* **MATERIAL TO PROCESS**
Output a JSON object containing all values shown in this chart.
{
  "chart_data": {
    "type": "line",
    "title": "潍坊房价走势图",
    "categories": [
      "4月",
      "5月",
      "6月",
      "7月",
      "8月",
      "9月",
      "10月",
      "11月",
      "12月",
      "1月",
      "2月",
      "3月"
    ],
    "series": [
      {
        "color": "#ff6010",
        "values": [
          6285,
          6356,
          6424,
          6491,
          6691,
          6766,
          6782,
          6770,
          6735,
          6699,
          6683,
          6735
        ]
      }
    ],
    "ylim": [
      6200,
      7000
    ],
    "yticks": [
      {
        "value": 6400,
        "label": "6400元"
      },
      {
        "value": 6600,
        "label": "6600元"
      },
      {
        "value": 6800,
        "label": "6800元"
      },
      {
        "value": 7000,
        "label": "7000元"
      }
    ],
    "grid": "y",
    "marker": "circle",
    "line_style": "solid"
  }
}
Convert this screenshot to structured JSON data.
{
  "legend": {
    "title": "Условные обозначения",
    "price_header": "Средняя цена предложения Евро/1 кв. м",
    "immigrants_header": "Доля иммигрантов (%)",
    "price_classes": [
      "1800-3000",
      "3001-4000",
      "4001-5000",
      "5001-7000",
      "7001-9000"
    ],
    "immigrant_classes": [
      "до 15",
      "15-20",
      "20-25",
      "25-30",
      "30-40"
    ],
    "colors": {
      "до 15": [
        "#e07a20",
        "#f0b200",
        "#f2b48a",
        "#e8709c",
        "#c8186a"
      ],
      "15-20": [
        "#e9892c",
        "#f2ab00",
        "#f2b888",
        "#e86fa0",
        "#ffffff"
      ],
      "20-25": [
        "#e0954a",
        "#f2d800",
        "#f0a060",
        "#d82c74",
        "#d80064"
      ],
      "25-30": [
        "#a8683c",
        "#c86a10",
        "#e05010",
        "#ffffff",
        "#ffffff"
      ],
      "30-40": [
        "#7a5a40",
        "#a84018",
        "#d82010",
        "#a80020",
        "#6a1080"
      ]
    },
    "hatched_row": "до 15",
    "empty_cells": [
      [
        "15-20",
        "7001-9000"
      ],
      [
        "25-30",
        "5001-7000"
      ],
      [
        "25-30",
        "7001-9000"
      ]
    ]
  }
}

* **DIRECTION**
Go through the entries and return each line where the word "label" appears.

* **RESULT**
        "label": "6400元"
        "label": "6600元"
        "label": "6800元"
        "label": "7000元"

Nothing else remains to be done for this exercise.